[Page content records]
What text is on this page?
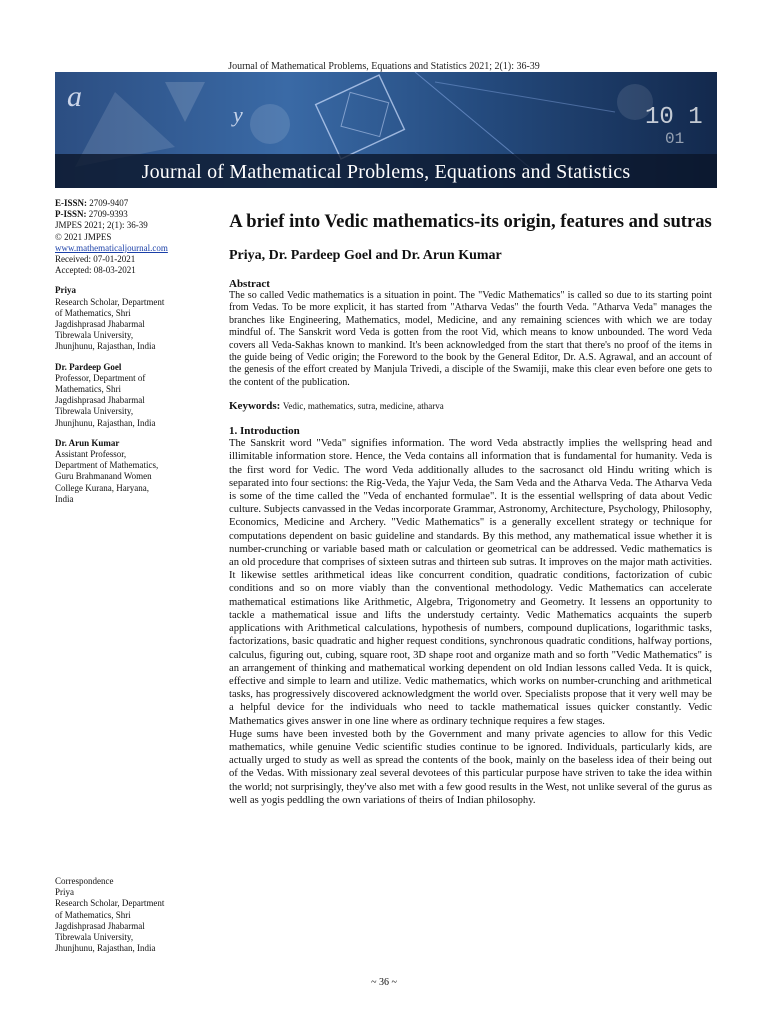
Journal of Mathematical Problems, Equations and Statistics 2021; 2(1): 36-39
a
y	10 1
01
Journal of Mathematical Problems, Equations and Statistics
E-ISSN: 2709-9407
P-ISSN: 2709-9393
JMPES 2021; 2(1): 36-39
© 2021 JMPES
www.mathematicaljournal.com
Received: 07-01-2021
Accepted: 08-03-2021
Priya
Research Scholar, Department
of Mathematics, Shri
Jagdishprasad Jhabarmal
Tibrewala University,
Jhunjhunu, Rajasthan, India
Dr. Pardeep Goel
Professor, Department of
Mathematics, Shri
Jagdishprasad Jhabarmal
Tibrewala University,
Jhunjhunu, Rajasthan, India
Dr. Arun Kumar
Assistant Professor,
Department of Mathematics,
Guru Brahmanand Women
College Kurana, Haryana,
India
Correspondence
Priya
Research Scholar, Department
of Mathematics, Shri
Jagdishprasad Jhabarmal
Tibrewala University,
Jhunjhunu, Rajasthan, India
A brief into Vedic mathematics-its origin, features and sutras
Priya, Dr. Pardeep Goel and Dr. Arun Kumar
Abstract

The so called Vedic mathematics is a situation in point. The "Vedic Mathematics" is called so due to its starting point from Vedas. To be more explicit, it has started from "Atharva Vedas" the fourth Veda. "Atharva Veda" manages the branches like Engineering, Mathematics, model, Medicine, and any remaining sciences with which we are today mindful of. The Sanskrit word Veda is gotten from the root Vid, which means to know unbounded. The word Veda covers all Veda-Sakhas known to mankind. It's been acknowledged from the start that there's no proof of the items in the guide being of Vedic origin; the Foreword to the book by the General Editor, Dr. A.S. Agrawal, and an account of the genesis of the effort created by Manjula Trivedi, a disciple of the Swamiji, make this clear even before one gets to the content of the publication.

Keywords: Vedic, mathematics, sutra, medicine, atharva
1. Introduction

The Sanskrit word "Veda" signifies information. The word Veda abstractly implies the wellspring head and illimitable information store. Hence, the Veda contains all information that is fundamental for humanity. Veda is the first word for Vedic. The word Veda additionally alludes to the sacrosanct old Hindu writing which is separated into four sections: the Rig-Veda, the Yajur Veda, the Sam Veda and the Atharva Veda. The Atharva Veda is some of the time called the "Veda of enchanted formulae". It is the essential wellspring of data about Vedic culture. Subjects canvassed in the Vedas incorporate Grammar, Astronomy, Architecture, Psychology, Philosophy, Economics, Medicine and Archery. "Vedic Mathematics" is a generally excellent strategy or technique for computations dependent on basic guideline and standards. By this method, any mathematical issue whether it is number-crunching or variable based math or calculation or geometrical can be addressed. Vedic mathematics is an old procedure that comprises of sixteen sutras and thirteen sub sutras. It improves on the major math activities. It likewise settles arithmetical ideas like concurrent condition, quadratic conditions, factorization of cubic conditions and so on more viably than the conventional methodology. Vedic Mathematics can accelerate mathematical estimations like Arithmetic, Algebra, Trigonometry and Geometry. It lessens an opportunity to tackle a mathematical issue and lifts the understudy certainty. Vedic Mathematics acquaints the superb applications with Arithmetical calculations, hypothesis of numbers, compound duplications, logarithmic tasks, factorizations, basic quadratic and higher request conditions, synchronous quadratic conditions, halfway portions, calculus, figuring out, cubing, square root, 3D shape root and organize math and so forth "Vedic Mathematics" is an arrangement of thinking and mathematical working dependent on old Indian lessons called Veda. It is quick, effective and simple to learn and utilize. Vedic mathematics, which works on number-crunching and arithmetical tasks, has progressively discovered acknowledgment the world over. Specialists propose that it very well may be a helpful device for the individuals who need to tackle mathematical issues quicker constantly. Vedic Mathematics gives answer in one line where as ordinary technique requires a few stages.

Huge sums have been invested both by the Government and many private agencies to allow for this Vedic mathematics, while genuine Vedic scientific studies continue to be ignored. Individuals, particularly kids, are actually urged to study as well as spread the contents of the book, mainly on the baseless idea of their being out of the Vedas. With missionary zeal several devotees of this particular purpose have striven to take the idea within the world; not surprisingly, they've also met with a few good results in the West, not unlike several of the gurus as well as yogis peddling the own variations of theirs of Indian philosophy.

~ 36 ~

— Exercise prompt —
Copy out all the data exactly. No images belong in the copy.

— Task output —
What text is on this page?
Journal of Mathematical Problems, Equations and Statistics 2021; 2(1): 36-39
a
y	10 1
01
Journal of Mathematical Problems, Equations and Statistics
E-ISSN: 2709-9407
P-ISSN: 2709-9393
JMPES 2021; 2(1): 36-39
© 2021 JMPES
www.mathematicaljournal.com
Received: 07-01-2021
Accepted: 08-03-2021
Priya
Research Scholar, Department
of Mathematics, Shri
Jagdishprasad Jhabarmal
Tibrewala University,
Jhunjhunu, Rajasthan, India
Dr. Pardeep Goel
Professor, Department of
Mathematics, Shri
Jagdishprasad Jhabarmal
Tibrewala University,
Jhunjhunu, Rajasthan, India
Dr. Arun Kumar
Assistant Professor,
Department of Mathematics,
Guru Brahmanand Women
College Kurana, Haryana,
India
Correspondence
Priya
Research Scholar, Department
of Mathematics, Shri
Jagdishprasad Jhabarmal
Tibrewala University,
Jhunjhunu, Rajasthan, India
A brief into Vedic mathematics-its origin, features and sutras
Priya, Dr. Pardeep Goel and Dr. Arun Kumar
Abstract

The so called Vedic mathematics is a situation in point. The "Vedic Mathematics" is called so due to its starting point from Vedas. To be more explicit, it has started from "Atharva Vedas" the fourth Veda. "Atharva Veda" manages the branches like Engineering, Mathematics, model, Medicine, and any remaining sciences with which we are today mindful of. The Sanskrit word Veda is gotten from the root Vid, which means to know unbounded. The word Veda covers all Veda-Sakhas known to mankind. It's been acknowledged from the start that there's no proof of the items in the guide being of Vedic origin; the Foreword to the book by the General Editor, Dr. A.S. Agrawal, and an account of the genesis of the effort created by Manjula Trivedi, a disciple of the Swamiji, make this clear even before one gets to the content of the publication.

Keywords: Vedic, mathematics, sutra, medicine, atharva
1. Introduction

The Sanskrit word "Veda" signifies information. The word Veda abstractly implies the wellspring head and illimitable information store. Hence, the Veda contains all information that is fundamental for humanity. Veda is the first word for Vedic. The word Veda additionally alludes to the sacrosanct old Hindu writing which is separated into four sections: the Rig-Veda, the Yajur Veda, the Sam Veda and the Atharva Veda. The Atharva Veda is some of the time called the "Veda of enchanted formulae". It is the essential wellspring of data about Vedic culture. Subjects canvassed in the Vedas incorporate Grammar, Astronomy, Architecture, Psychology, Philosophy, Economics, Medicine and Archery. "Vedic Mathematics" is a generally excellent strategy or technique for computations dependent on basic guideline and standards. By this method, any mathematical issue whether it is number-crunching or variable based math or calculation or geometrical can be addressed. Vedic mathematics is an old procedure that comprises of sixteen sutras and thirteen sub sutras. It improves on the major math activities. It likewise settles arithmetical ideas like concurrent condition, quadratic conditions, factorization of cubic conditions and so on more viably than the conventional methodology. Vedic Mathematics can accelerate mathematical estimations like Arithmetic, Algebra, Trigonometry and Geometry. It lessens an opportunity to tackle a mathematical issue and lifts the understudy certainty. Vedic Mathematics acquaints the superb applications with Arithmetical calculations, hypothesis of numbers, compound duplications, logarithmic tasks, factorizations, basic quadratic and higher request conditions, synchronous quadratic conditions, halfway portions, calculus, figuring out, cubing, square root, 3D shape root and organize math and so forth "Vedic Mathematics" is an arrangement of thinking and mathematical working dependent on old Indian lessons called Veda. It is quick, effective and simple to learn and utilize. Vedic mathematics, which works on number-crunching and arithmetical tasks, has progressively discovered acknowledgment the world over. Specialists propose that it very well may be a helpful device for the individuals who need to tackle mathematical issues quicker constantly. Vedic Mathematics gives answer in one line where as ordinary technique requires a few stages.

Huge sums have been invested both by the Government and many private agencies to allow for this Vedic mathematics, while genuine Vedic scientific studies continue to be ignored. Individuals, particularly kids, are actually urged to study as well as spread the contents of the book, mainly on the baseless idea of their being out of the Vedas. With missionary zeal several devotees of this particular purpose have striven to take the idea within the world; not surprisingly, they've also met with a few good results in the West, not unlike several of the gurus as well as yogis peddling the own variations of theirs of Indian philosophy.

~ 36 ~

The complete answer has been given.